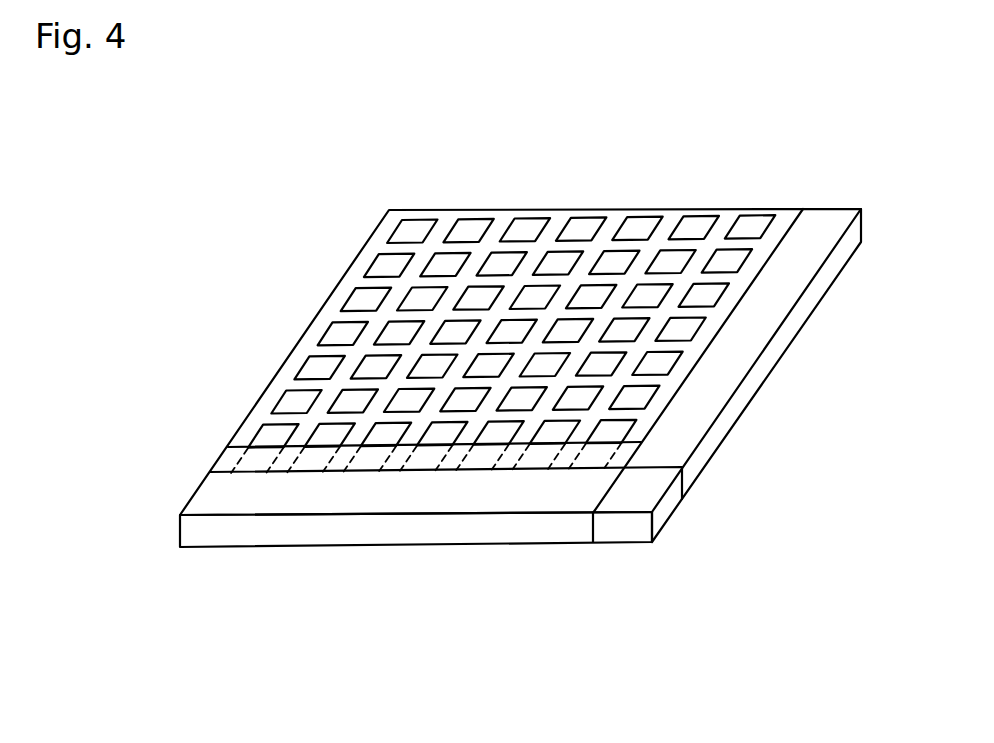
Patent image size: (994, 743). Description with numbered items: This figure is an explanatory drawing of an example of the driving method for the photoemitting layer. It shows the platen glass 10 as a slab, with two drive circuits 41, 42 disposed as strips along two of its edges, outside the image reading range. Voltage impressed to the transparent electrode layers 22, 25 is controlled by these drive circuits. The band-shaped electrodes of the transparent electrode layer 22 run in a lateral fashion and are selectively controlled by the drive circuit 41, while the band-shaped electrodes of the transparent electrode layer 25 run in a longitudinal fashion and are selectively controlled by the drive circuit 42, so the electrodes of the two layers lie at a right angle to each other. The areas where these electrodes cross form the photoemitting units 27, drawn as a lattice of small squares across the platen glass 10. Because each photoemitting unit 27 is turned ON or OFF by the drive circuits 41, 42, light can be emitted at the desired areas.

The platen glass 10 is at (716, 186).
The transparent electrode layer 22 is at (683, 363).
The transparent electrode layer 25 is at (248, 448).
The photoemitting unit 27 is at (313, 376).
The drive circuit 41 is at (792, 264).
The drive circuit 42 is at (214, 489).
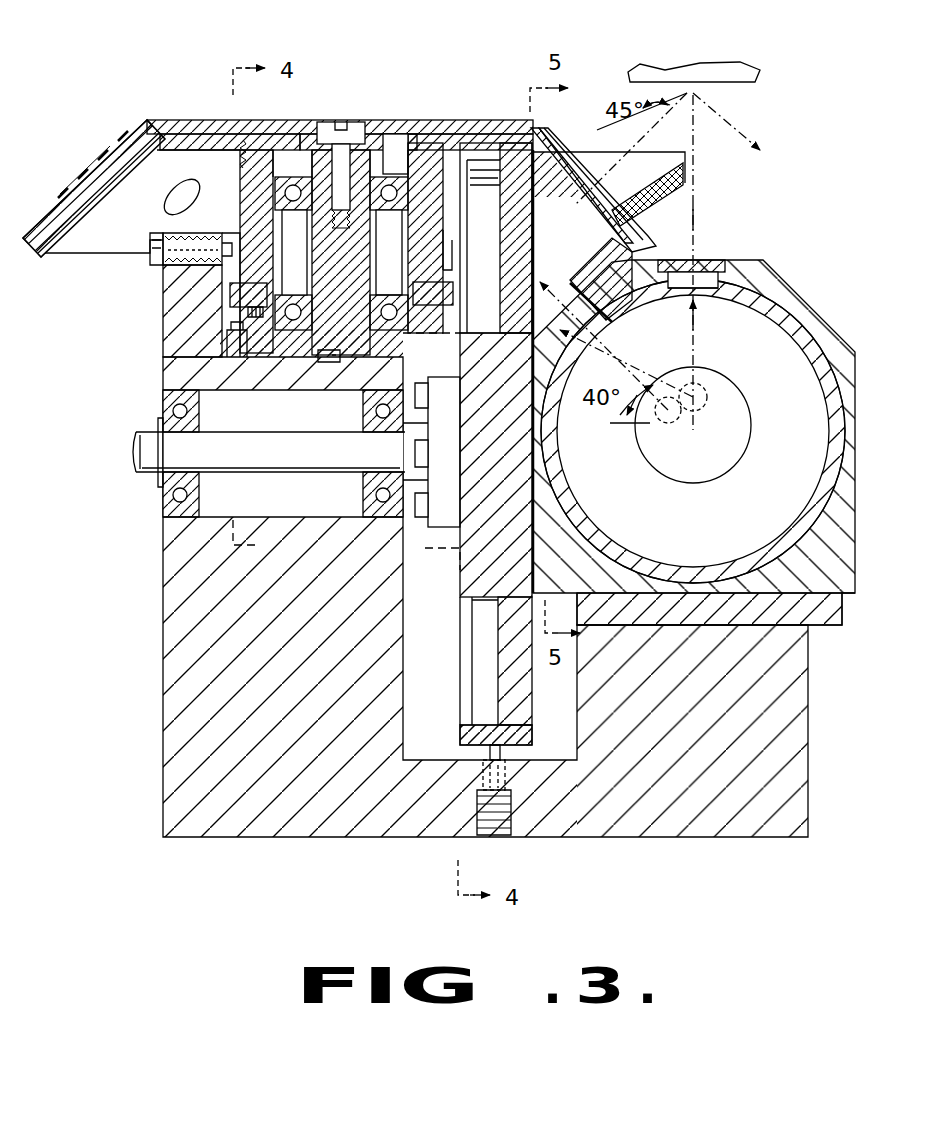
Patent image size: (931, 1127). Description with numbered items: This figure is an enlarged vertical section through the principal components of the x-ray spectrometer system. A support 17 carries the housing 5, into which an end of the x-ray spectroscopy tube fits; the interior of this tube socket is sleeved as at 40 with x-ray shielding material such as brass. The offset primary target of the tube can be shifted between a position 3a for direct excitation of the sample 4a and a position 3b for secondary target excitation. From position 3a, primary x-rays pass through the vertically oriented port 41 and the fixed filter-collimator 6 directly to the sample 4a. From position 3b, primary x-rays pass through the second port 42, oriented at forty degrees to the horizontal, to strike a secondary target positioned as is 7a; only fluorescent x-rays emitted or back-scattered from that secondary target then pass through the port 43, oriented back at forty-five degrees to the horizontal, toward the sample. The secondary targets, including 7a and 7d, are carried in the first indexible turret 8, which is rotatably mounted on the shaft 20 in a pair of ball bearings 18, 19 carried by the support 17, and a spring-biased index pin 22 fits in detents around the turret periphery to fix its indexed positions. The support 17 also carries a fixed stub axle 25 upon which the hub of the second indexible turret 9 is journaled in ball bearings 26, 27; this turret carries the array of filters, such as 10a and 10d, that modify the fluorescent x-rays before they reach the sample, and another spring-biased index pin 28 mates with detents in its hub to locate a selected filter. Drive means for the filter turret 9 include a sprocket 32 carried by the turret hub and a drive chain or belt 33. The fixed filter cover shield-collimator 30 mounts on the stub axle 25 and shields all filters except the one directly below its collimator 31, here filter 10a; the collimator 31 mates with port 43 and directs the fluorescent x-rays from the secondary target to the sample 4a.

The primary target position for direct excitation 3a is at (705, 385).
The primary target position for secondary target excitation 3b is at (660, 420).
The sample 4a is at (670, 68).
The housing 5 is at (775, 270).
The fixed filter-collimator 6 is at (712, 265).
The secondary target 7a is at (505, 265).
The secondary target 7d is at (510, 655).
The first indexible turret 8 is at (462, 578).
The second indexible turret 9 is at (78, 248).
The filter 10a is at (636, 205).
The filter 10d is at (92, 185).
The support 17 is at (172, 738).
The ball bearing 18 is at (165, 510).
The ball bearing 19 is at (378, 495).
The shaft 20 is at (135, 450).
The spring-biased index pin 22 is at (510, 748).
The fixed stub axle 25 is at (370, 240).
The ball bearing 26 is at (293, 253).
The ball bearing 27 is at (292, 300).
The spring-biased index pin 28 is at (232, 248).
The fixed filter cover shield-collimator 30 is at (392, 128).
The collimator 31 is at (685, 147).
The sprocket 32 is at (452, 290).
The drive chain or belt 33 is at (452, 306).
The sleeve 40 is at (830, 400).
The port 41 is at (712, 290).
The second port 42 is at (605, 318).
The port 43 is at (577, 165).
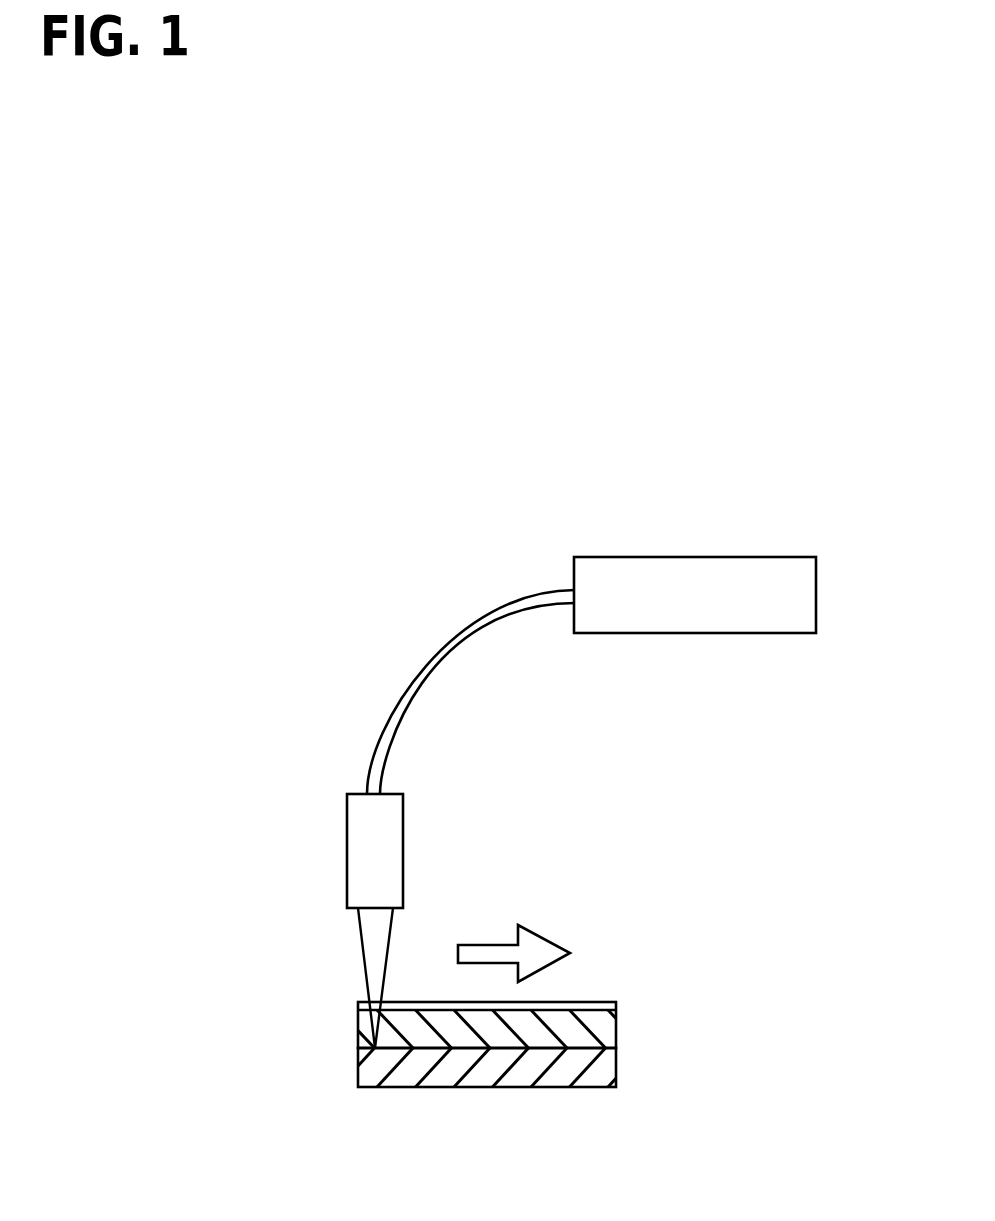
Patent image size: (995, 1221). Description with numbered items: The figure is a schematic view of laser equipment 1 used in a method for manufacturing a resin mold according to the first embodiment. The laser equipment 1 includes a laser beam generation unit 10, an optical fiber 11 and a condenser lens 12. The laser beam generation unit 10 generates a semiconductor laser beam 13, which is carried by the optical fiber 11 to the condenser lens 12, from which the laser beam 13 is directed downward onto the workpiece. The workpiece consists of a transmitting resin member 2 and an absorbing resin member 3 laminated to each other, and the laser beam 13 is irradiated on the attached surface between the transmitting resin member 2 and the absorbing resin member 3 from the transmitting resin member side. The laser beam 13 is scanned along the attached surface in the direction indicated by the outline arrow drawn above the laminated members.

The laser equipment 1 is at (400, 565).
The laser beam generation unit 10 is at (693, 557).
The optical fiber 11 is at (429, 652).
The condenser lens 12 is at (347, 853).
The semiconductor laser beam 13 is at (363, 978).
The transmitting resin member 2 is at (607, 1027).
The absorbing resin member 3 is at (610, 1072).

- **OPDRACHT**: Zoek in de gegevens hierboven alle regels waarin het woord "beam" staat en neem elk van die regels volledig over.

- **ANTWOORD**:
Patent image size: (995, 1221). Description with numbered items: The figure is a schematic view of laser equipment 1 used in a method for manufacturing a resin mold according to the first embodiment. The laser equipment 1 includes a laser beam generation unit 10, an optical fiber 11 and a condenser lens 12. The laser beam generation unit 10 generates a semiconductor laser beam 13, which is carried by the optical fiber 11 to the condenser lens 12, from which the laser beam 13 is directed downward onto the workpiece. The workpiece consists of a transmitting resin member 2 and an absorbing resin member 3 laminated to each other, and the laser beam 13 is irradiated on the attached surface between the transmitting resin member 2 and the absorbing resin member 3 from the transmitting resin member side. The laser beam 13 is scanned along the attached surface in the direction indicated by the outline arrow drawn above the laminated members.
The laser beam generation unit 10 is at (693, 557).
The semiconductor laser beam 13 is at (363, 978).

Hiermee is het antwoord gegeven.